*Problem details*: Render the lines below as a Markdown table with columns headed "Row" and "Line," giving each row a number and leaving out any blank lines.

*Stored records*:
============

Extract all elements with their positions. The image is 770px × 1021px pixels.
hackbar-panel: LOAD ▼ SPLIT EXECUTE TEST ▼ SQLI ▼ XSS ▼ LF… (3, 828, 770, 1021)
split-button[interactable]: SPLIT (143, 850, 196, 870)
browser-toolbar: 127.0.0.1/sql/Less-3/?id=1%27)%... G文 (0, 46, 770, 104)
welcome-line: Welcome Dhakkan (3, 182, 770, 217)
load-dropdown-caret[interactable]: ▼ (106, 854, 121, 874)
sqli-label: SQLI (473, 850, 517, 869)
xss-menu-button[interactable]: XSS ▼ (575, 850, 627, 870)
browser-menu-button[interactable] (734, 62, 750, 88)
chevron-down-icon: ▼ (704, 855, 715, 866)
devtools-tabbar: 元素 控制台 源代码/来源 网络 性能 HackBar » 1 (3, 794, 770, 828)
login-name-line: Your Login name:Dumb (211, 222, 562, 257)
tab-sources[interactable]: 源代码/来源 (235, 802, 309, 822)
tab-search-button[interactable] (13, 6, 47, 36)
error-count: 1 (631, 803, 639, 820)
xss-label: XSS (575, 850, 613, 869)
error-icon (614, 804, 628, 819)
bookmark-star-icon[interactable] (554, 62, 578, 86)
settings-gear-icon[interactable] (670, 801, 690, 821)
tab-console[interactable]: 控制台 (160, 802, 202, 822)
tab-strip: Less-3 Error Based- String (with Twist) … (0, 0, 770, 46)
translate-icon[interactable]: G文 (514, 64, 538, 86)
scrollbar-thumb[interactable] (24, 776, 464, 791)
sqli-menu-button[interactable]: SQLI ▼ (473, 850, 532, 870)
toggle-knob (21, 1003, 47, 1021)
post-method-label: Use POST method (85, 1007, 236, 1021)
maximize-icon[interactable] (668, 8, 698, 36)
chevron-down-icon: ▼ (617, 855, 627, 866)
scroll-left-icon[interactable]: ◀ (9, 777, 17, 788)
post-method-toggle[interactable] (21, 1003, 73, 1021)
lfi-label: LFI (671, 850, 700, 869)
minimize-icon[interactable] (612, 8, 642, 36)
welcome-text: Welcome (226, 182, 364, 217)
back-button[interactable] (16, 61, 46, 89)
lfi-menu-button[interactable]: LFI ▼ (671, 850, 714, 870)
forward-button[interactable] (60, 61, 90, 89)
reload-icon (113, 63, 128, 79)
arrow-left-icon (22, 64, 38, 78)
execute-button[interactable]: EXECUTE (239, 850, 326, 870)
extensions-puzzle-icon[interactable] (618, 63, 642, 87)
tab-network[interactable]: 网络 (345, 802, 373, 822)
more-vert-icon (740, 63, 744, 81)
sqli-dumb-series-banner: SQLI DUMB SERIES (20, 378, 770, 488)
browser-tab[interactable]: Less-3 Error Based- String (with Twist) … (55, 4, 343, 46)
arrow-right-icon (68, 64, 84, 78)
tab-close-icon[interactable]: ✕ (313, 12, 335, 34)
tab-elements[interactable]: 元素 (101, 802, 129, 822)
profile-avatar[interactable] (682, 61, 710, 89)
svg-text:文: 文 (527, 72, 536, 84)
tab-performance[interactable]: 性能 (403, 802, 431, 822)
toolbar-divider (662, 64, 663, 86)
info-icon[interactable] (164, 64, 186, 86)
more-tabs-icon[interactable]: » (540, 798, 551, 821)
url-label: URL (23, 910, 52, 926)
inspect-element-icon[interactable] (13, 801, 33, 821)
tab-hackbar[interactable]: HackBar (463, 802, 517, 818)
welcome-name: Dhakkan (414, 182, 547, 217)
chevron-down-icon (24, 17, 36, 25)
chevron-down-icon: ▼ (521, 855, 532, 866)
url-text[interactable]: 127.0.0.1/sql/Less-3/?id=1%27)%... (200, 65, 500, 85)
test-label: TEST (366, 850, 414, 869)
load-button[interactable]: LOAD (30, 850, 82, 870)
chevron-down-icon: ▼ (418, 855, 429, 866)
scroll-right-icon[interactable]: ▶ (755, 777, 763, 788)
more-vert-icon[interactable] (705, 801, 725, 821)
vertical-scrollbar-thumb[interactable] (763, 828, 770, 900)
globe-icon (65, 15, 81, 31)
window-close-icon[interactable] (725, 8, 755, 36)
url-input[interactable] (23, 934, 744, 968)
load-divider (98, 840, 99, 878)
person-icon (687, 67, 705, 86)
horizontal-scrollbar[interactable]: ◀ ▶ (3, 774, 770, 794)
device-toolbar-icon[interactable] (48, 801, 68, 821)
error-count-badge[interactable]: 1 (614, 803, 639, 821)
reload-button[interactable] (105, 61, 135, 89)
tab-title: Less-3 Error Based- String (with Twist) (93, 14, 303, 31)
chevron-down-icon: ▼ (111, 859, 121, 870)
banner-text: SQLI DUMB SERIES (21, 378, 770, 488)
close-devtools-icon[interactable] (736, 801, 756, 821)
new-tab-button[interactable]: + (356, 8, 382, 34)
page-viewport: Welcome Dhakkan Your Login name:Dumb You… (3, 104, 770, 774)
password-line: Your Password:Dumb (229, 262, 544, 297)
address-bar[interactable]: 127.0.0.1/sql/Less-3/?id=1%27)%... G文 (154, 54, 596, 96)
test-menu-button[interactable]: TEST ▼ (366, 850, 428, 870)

============

*Solution to this exercise*:
| Row | Line |
|---|---|
| 1 | Extract all elements with their positions. The image is 770px × 1021px pixels. |
| 2 | hackbar-panel: LOAD ▼ SPLIT EXECUTE TEST ▼ SQLI ▼ XSS ▼ LF… (3, 828, 770, 1021) |
| 3 | split-button[interactable]: SPLIT (143, 850, 196, 870) |
| 4 | browser-toolbar: 127.0.0.1/sql/Less-3/?id=1%27)%... G文 (0, 46, 770, 104) |
| 5 | welcome-line: Welcome Dhakkan (3, 182, 770, 217) |
| 6 | load-dropdown-caret[interactable]: ▼ (106, 854, 121, 874) |
| 7 | sqli-label: SQLI (473, 850, 517, 869) |
| 8 | xss-menu-button[interactable]: XSS ▼ (575, 850, 627, 870) |
| 9 | browser-menu-button[interactable] (734, 62, 750, 88) |
| 10 | chevron-down-icon: ▼ (704, 855, 715, 866) |
| 11 | devtools-tabbar: 元素 控制台 源代码/来源 网络 性能 HackBar » 1 (3, 794, 770, 828) |
| 12 | login-name-line: Your Login name:Dumb (211, 222, 562, 257) |
| 13 | tab-sources[interactable]: 源代码/来源 (235, 802, 309, 822) |
| 14 | tab-search-button[interactable] (13, 6, 47, 36) |
| 15 | error-count: 1 (631, 803, 639, 820) |
| 16 | xss-label: XSS (575, 850, 613, 869) |
| 17 | error-icon (614, 804, 628, 819) |
| 18 | bookmark-star-icon[interactable] (554, 62, 578, 86) |
| 19 | settings-gear-icon[interactable] (670, 801, 690, 821) |
| 20 | tab-console[interactable]: 控制台 (160, 802, 202, 822) |
| 21 | tab-strip: Less-3 Error Based- String (with Twist) … (0, 0, 770, 46) |
| 22 | translate-icon[interactable]: G文 (514, 64, 538, 86) |
| 23 | scrollbar-thumb[interactable] (24, 776, 464, 791) |
| 24 | sqli-menu-button[interactable]: SQLI ▼ (473, 850, 532, 870) |
| 25 | toggle-knob (21, 1003, 47, 1021) |
| 26 | post-method-label: Use POST method (85, 1007, 236, 1021) |
| 27 | maximize-icon[interactable] (668, 8, 698, 36) |
| 28 | chevron-down-icon: ▼ (617, 855, 627, 866) |
| 29 | scroll-left-icon[interactable]: ◀ (9, 777, 17, 788) |
| 30 | post-method-toggle[interactable] (21, 1003, 73, 1021) |
| 31 | lfi-label: LFI (671, 850, 700, 869) |
| 32 | minimize-icon[interactable] (612, 8, 642, 36) |
| 33 | welcome-text: Welcome (226, 182, 364, 217) |
| 34 | back-button[interactable] (16, 61, 46, 89) |
| 35 | lfi-menu-button[interactable]: LFI ▼ (671, 850, 714, 870) |
| 36 | forward-button[interactable] (60, 61, 90, 89) |
| 37 | reload-icon (113, 63, 128, 79) |
| 38 | arrow-left-icon (22, 64, 38, 78) |
| 39 | execute-button[interactable]: EXECUTE (239, 850, 326, 870) |
| 40 | extensions-puzzle-icon[interactable] (618, 63, 642, 87) |
| 41 | tab-network[interactable]: 网络 (345, 802, 373, 822) |
| 42 | more-vert-icon (740, 63, 744, 81) |
| 43 | sqli-dumb-series-banner: SQLI DUMB SERIES (20, 378, 770, 488) |
| 44 | browser-tab[interactable]: Less-3 Error Based- String (with Twist) … (55, 4, 343, 46) |
| 45 | arrow-right-icon (68, 64, 84, 78) |
| 46 | tab-close-icon[interactable]: ✕ (313, 12, 335, 34) |
| 47 | tab-elements[interactable]: 元素 (101, 802, 129, 822) |
| 48 | profile-avatar[interactable] (682, 61, 710, 89) |
| 49 | svg-text:文: 文 (527, 72, 536, 84) |
| 50 | tab-performance[interactable]: 性能 (403, 802, 431, 822) |
| 51 | toolbar-divider (662, 64, 663, 86) |
| 52 | info-icon[interactable] (164, 64, 186, 86) |
| 53 | more-tabs-icon[interactable]: » (540, 798, 551, 821) |
| 54 | url-label: URL (23, 910, 52, 926) |
| 55 | inspect-element-icon[interactable] (13, 801, 33, 821) |
| 56 | tab-hackbar[interactable]: HackBar (463, 802, 517, 818) |
| 57 | welcome-name: Dhakkan (414, 182, 547, 217) |
| 58 | chevron-down-icon (24, 17, 36, 25) |
| 59 | chevron-down-icon: ▼ (521, 855, 532, 866) |
| 60 | url-text[interactable]: 127.0.0.1/sql/Less-3/?id=1%27)%... (200, 65, 500, 85) |
| 61 | test-label: TEST (366, 850, 414, 869) |
| 62 | load-button[interactable]: LOAD (30, 850, 82, 870) |
| 63 | chevron-down-icon: ▼ (418, 855, 429, 866) |
| 64 | scroll-right-icon[interactable]: ▶ (755, 777, 763, 788) |
| 65 | more-vert-icon[interactable] (705, 801, 725, 821) |
| 66 | vertical-scrollbar-thumb[interactable] (763, 828, 770, 900) |
| 67 | globe-icon (65, 15, 81, 31) |
| 68 | window-close-icon[interactable] (725, 8, 755, 36) |
| 69 | url-input[interactable] (23, 934, 744, 968) |
| 70 | load-divider (98, 840, 99, 878) |
| 71 | person-icon (687, 67, 705, 86) |
| 72 | horizontal-scrollbar[interactable]: ◀ ▶ (3, 774, 770, 794) |
| 73 | device-toolbar-icon[interactable] (48, 801, 68, 821) |
| 74 | error-count-badge[interactable]: 1 (614, 803, 639, 821) |
| 75 | reload-button[interactable] (105, 61, 135, 89) |
| 76 | tab-title: Less-3 Error Based- String (with Twist) (93, 14, 303, 31) |
| 77 | chevron-down-icon: ▼ (111, 859, 121, 870) |
| 78 | banner-text: SQLI DUMB SERIES (21, 378, 770, 488) |
| 79 | close-devtools-icon[interactable] (736, 801, 756, 821) |
| 80 | new-tab-button[interactable]: + (356, 8, 382, 34) |
| 81 | page-viewport: Welcome Dhakkan Your Login name:Dumb You… (3, 104, 770, 774) |
| 82 | password-line: Your Password:Dumb (229, 262, 544, 297) |
| 83 | address-bar[interactable]: 127.0.0.1/sql/Less-3/?id=1%27)%... G文 (154, 54, 596, 96) |
| 84 | test-menu-button[interactable]: TEST ▼ (366, 850, 428, 870) |